-- To do --
How many lines of the data include the string "Neill"? State the number and nothing else.
-- Given data start --
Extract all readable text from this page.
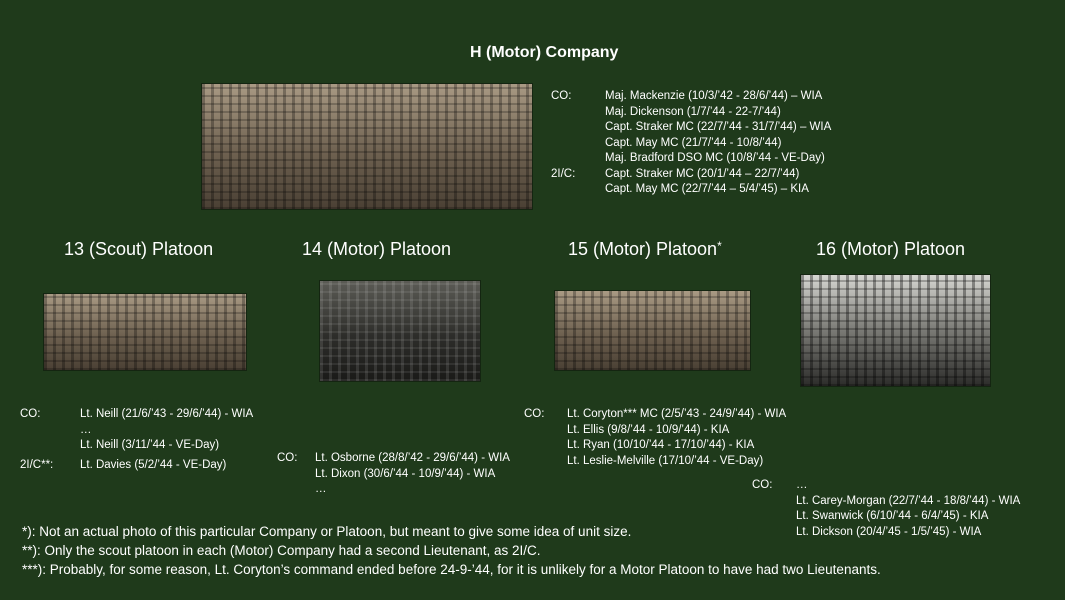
H (Motor) Company
CO:	Maj. Mackenzie (10/3/’42 - 28/6/’44) – WIA
Maj. Dickenson (1/7/’44 - 22-7/’44)
Capt. Straker MC (22/7/’44 - 31/7/’44) – WIA
Capt. May MC (21/7/’44 - 10/8/’44)
Maj. Bradford DSO MC (10/8/’44 - VE-Day)
2I/C:	Capt. Straker MC (20/1/’44 – 22/7/’44)
Capt. May MC (22/7/’44 – 5/4/’45) – KIA
13 (Scout) Platoon	14 (Motor) Platoon	15 (Motor) Platoon*	16 (Motor) Platoon
CO:	Lt. Neill (21/6/’43 - 29/6/’44) - WIA
…
Lt. Neill (3/11/’44 - VE-Day)
2I/C**: Lt. Davies (5/2/’44 - VE-Day)
CO: Lt. Osborne (28/8/’42 - 29/6/’44) - WIA
Lt. Dixon (30/6/’44 - 10/9/’44) - WIA
…
CO: Lt. Coryton*** MC (2/5/’43 - 24/9/’44) - WIA
Lt. Ellis (9/8/’44 - 10/9/’44) - KIA
Lt. Ryan (10/10/’44 - 17/10/’44) - KIA
Lt. Leslie-Melville (17/10/’44 - VE-Day)
CO: …
Lt. Carey-Morgan (22/7/’44 - 18/8/’44) - WIA
Lt. Swanwick (6/10/’44 - 6/4/’45) - KIA
Lt. Dickson (20/4/’45 - 1/5/’45) - WIA
*): Not an actual photo of this particular Company or Platoon, but meant to give some idea of unit size.
**): Only the scout platoon in each (Motor) Company had a second Lieutenant, as 2I/C.
***): Probably, for some reason, Lt. Coryton’s command ended before 24-9-’44, for it is unlikely for a Motor Platoon to have had two Lieutenants.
-- Given data end --
-- Problem solution --
2